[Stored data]
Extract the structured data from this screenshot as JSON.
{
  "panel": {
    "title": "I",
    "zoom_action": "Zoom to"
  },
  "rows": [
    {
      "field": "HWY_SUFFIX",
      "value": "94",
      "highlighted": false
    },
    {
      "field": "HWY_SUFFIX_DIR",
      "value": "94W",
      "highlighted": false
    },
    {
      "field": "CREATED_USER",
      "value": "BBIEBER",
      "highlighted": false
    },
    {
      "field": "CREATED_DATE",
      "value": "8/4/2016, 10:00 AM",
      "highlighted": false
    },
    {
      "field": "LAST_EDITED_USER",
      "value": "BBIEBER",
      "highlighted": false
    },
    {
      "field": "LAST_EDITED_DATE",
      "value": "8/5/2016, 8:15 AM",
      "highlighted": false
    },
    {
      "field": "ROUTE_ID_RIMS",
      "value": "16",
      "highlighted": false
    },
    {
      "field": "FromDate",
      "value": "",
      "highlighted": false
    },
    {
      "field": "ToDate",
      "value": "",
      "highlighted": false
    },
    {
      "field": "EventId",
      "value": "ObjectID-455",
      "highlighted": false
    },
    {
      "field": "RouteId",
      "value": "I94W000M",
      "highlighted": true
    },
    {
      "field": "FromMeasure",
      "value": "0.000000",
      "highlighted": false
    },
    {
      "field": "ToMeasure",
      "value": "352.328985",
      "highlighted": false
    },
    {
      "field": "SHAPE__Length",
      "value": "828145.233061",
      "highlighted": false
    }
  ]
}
...
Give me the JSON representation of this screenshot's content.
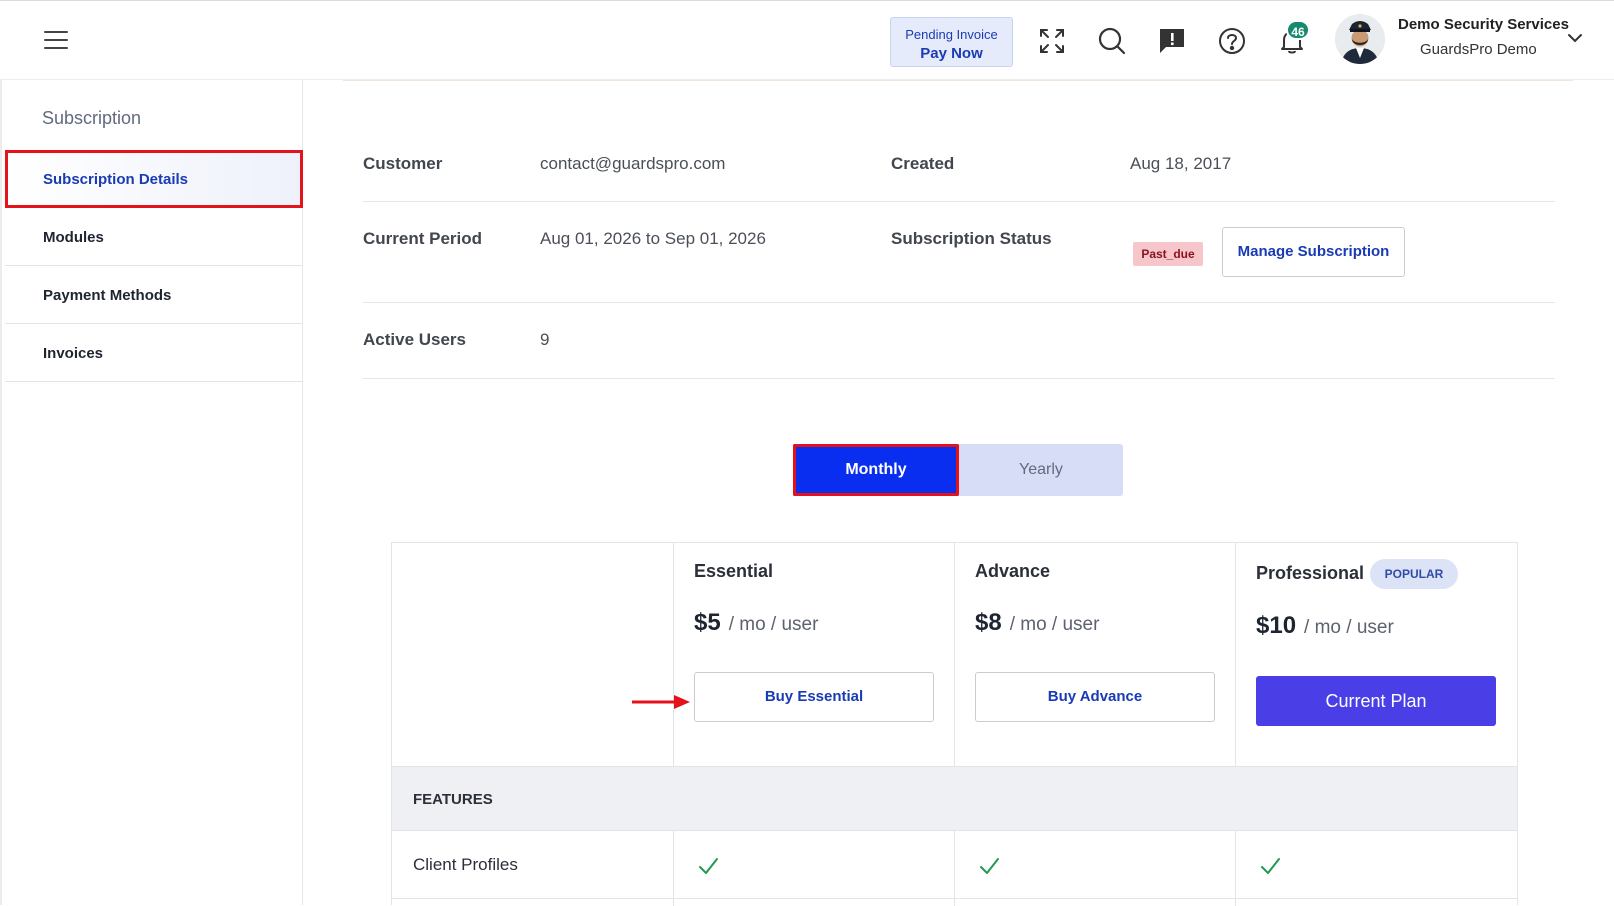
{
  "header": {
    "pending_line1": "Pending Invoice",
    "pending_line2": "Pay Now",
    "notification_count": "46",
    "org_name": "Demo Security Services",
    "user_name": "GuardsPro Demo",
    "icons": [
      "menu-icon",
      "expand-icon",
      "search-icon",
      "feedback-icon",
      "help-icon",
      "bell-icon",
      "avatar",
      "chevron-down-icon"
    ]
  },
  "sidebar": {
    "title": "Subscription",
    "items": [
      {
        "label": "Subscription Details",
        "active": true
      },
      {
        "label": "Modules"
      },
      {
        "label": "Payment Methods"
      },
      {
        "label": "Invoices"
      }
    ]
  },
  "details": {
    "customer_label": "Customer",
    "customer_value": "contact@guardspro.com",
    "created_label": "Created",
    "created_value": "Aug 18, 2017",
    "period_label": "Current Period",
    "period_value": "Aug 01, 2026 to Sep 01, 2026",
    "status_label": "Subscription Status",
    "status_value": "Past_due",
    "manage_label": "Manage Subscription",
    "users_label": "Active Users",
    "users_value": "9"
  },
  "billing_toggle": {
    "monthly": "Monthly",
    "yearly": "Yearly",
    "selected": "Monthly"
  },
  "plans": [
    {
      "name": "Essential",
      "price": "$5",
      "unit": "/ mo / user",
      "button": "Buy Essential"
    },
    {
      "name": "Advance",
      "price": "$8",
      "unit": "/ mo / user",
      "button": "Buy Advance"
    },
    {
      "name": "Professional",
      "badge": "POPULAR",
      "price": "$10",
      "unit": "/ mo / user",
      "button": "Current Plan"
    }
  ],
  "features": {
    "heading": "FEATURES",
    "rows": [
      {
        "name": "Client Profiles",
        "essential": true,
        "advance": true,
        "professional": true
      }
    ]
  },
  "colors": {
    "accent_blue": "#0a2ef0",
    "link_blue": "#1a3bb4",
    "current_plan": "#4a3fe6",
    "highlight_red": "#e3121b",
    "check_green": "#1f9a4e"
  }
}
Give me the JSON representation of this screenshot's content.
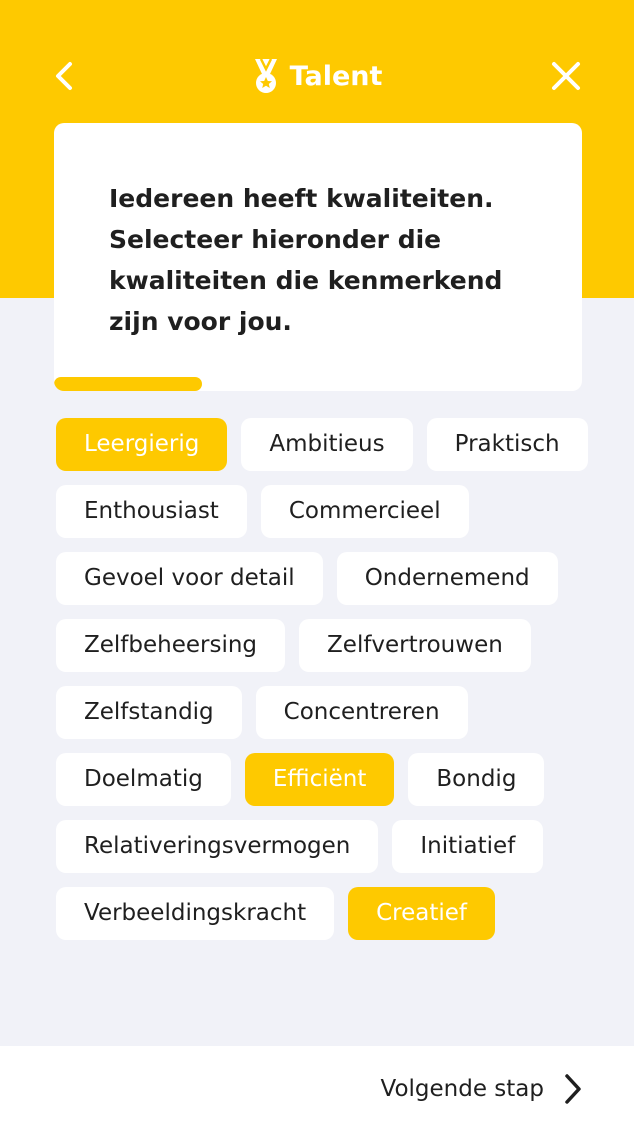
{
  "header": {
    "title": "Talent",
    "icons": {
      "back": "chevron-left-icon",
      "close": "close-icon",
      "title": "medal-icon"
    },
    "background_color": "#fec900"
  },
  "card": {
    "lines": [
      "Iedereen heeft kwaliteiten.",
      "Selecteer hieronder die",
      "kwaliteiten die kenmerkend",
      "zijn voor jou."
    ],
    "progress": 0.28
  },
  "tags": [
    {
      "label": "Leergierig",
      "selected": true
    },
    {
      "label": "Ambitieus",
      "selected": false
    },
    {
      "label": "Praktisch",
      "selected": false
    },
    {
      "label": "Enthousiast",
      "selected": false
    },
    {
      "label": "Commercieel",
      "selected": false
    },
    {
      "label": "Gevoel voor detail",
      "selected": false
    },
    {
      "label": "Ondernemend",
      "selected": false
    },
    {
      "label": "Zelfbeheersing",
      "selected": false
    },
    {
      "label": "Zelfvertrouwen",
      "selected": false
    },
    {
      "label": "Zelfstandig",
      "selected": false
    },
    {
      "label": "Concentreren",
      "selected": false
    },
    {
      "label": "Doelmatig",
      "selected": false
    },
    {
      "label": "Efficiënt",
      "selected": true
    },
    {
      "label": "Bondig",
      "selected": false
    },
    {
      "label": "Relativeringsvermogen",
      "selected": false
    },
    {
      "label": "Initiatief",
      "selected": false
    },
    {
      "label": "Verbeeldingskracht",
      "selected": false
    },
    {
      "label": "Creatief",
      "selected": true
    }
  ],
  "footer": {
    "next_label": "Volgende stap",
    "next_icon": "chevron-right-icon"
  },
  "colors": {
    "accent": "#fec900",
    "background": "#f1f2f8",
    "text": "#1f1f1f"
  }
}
==
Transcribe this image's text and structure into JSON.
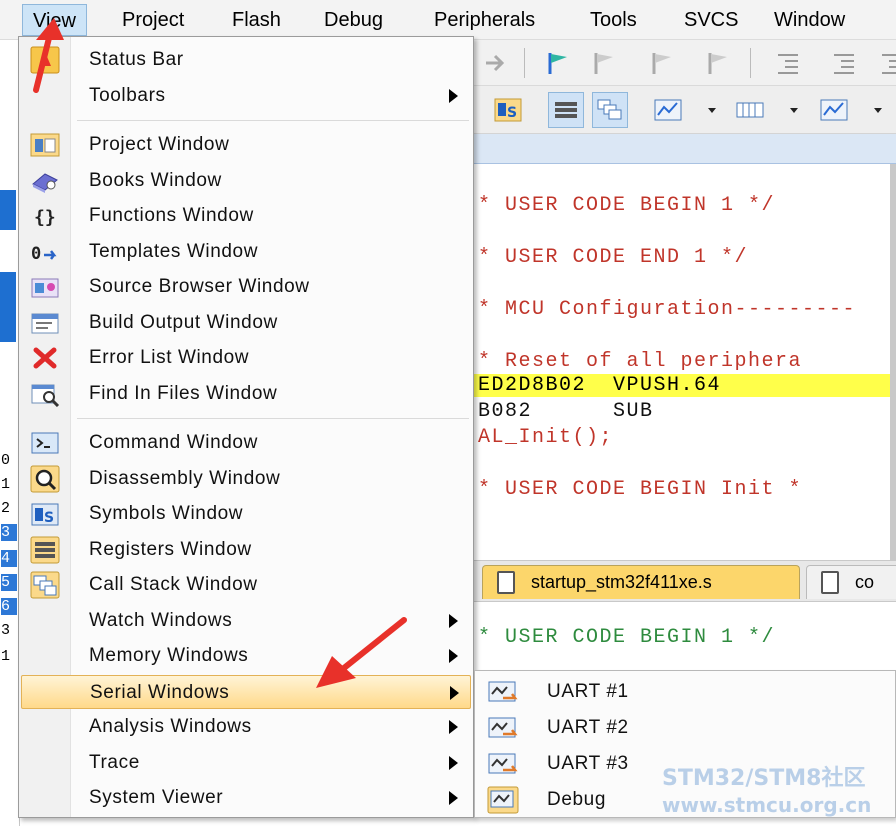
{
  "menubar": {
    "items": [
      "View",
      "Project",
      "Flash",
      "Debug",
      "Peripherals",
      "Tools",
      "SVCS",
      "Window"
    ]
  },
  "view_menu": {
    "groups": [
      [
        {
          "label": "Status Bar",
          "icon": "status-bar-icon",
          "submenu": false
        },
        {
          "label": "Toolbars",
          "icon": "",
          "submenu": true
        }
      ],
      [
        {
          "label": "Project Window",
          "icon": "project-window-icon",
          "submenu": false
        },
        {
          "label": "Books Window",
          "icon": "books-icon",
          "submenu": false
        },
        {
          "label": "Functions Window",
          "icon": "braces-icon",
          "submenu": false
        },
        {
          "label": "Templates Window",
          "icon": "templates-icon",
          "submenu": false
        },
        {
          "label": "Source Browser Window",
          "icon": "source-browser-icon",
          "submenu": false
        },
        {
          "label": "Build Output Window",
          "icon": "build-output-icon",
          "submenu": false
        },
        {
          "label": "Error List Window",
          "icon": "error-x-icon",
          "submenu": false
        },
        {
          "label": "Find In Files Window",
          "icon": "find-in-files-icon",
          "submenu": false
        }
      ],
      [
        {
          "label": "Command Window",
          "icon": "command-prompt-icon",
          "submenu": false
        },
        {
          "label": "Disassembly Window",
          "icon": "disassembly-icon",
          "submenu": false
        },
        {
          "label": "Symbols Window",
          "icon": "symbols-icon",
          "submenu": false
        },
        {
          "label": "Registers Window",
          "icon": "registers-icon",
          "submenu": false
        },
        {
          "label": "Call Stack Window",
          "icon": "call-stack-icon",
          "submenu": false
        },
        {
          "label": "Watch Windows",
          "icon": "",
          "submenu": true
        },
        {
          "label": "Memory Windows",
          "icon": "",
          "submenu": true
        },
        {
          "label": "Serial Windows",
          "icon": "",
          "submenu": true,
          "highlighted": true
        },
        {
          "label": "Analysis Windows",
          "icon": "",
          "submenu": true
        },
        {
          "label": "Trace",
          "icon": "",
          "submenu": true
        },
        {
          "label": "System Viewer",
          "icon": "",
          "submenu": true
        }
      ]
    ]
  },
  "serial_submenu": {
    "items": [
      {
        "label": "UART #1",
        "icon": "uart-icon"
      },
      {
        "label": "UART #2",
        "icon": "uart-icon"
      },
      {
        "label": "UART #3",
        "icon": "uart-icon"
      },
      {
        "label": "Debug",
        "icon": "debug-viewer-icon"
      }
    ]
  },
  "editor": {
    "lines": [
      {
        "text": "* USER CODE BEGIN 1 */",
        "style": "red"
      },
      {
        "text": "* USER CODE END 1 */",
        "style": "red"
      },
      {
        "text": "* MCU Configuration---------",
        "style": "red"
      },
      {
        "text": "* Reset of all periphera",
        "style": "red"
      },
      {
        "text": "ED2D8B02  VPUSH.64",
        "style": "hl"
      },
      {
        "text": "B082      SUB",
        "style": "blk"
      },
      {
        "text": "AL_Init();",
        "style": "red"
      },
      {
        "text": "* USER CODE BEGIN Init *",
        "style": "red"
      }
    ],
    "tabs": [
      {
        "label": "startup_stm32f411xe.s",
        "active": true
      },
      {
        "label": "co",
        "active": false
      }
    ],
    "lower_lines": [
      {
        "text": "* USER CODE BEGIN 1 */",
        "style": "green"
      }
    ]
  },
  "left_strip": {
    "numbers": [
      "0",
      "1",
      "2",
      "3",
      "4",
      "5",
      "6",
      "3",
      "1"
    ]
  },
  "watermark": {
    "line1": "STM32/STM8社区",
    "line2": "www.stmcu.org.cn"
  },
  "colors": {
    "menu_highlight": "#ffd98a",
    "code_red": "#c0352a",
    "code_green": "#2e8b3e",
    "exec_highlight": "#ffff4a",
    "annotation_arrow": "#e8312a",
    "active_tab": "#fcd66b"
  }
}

- _What to produce_: The answer should be a single number: the count of lines in the data that include the string "Windows".

- _Response to the exercise_: 4